- **DO THIS**
Locate each line holding the string "JSON" and copy it.

------ EXTRACTED DATA ------

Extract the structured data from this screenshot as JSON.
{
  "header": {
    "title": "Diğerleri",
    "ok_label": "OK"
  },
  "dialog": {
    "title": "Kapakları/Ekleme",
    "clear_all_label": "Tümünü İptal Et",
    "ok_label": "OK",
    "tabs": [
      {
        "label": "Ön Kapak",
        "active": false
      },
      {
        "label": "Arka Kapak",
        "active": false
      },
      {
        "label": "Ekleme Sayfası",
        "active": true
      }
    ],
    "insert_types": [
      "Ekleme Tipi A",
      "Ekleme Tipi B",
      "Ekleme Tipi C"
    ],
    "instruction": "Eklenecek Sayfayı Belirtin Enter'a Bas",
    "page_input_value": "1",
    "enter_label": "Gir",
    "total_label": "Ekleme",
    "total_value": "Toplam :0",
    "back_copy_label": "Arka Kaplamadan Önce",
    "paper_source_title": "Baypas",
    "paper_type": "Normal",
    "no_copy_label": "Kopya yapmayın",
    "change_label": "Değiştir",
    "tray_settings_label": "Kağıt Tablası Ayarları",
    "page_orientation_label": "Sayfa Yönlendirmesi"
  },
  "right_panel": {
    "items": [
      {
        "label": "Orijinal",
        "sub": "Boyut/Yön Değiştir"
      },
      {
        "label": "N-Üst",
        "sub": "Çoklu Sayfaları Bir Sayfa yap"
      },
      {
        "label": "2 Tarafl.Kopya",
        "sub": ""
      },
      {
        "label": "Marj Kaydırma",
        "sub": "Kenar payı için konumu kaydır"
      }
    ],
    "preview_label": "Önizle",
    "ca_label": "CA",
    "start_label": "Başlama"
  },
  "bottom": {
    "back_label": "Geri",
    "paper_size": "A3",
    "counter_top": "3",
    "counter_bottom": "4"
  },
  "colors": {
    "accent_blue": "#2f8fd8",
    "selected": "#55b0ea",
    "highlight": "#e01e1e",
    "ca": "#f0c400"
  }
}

------
------ EXTRACTED DATA ------

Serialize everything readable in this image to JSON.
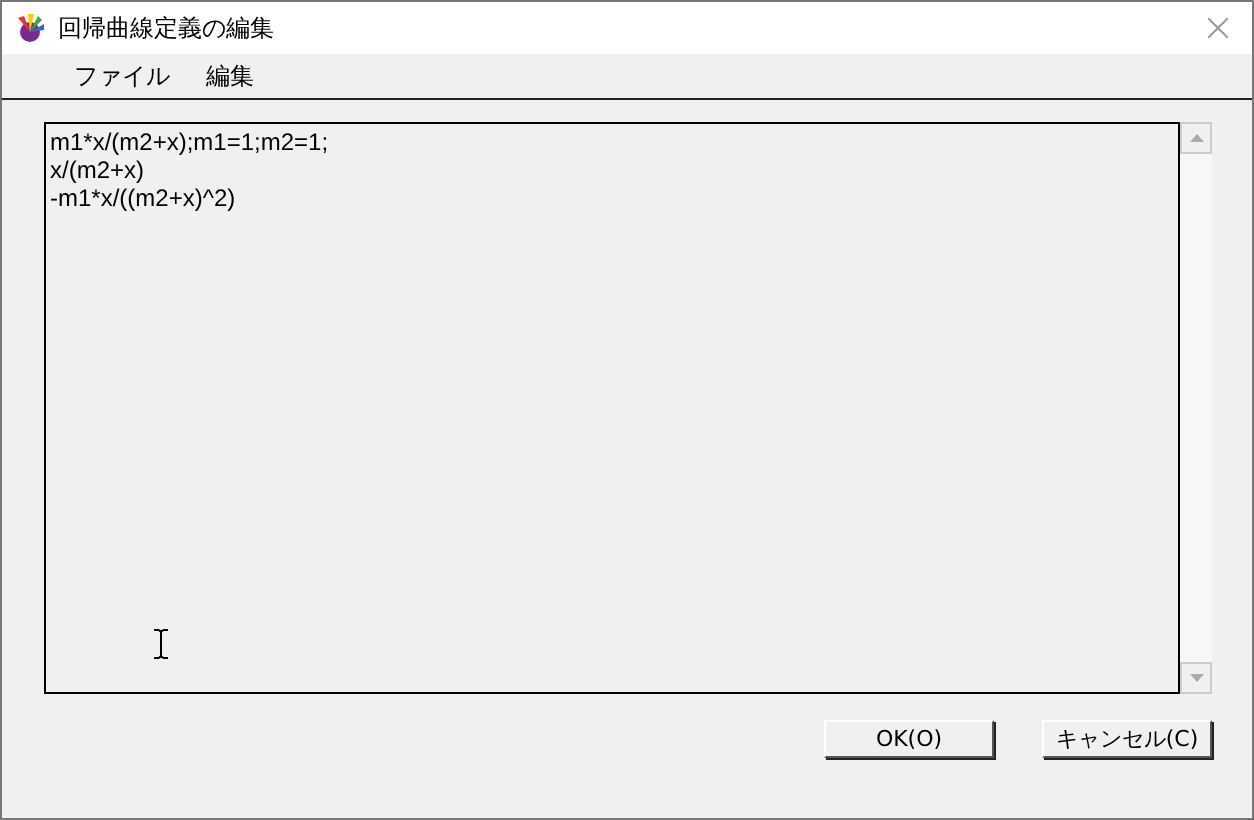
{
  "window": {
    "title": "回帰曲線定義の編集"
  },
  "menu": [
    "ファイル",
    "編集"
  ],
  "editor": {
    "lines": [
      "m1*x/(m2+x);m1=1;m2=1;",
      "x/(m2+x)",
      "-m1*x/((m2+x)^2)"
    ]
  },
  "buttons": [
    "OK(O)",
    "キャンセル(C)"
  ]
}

------

- **TASK OUTPUT**
Extract the structured data from this screenshot as JSON.
Serialize everything readable in this image to JSON.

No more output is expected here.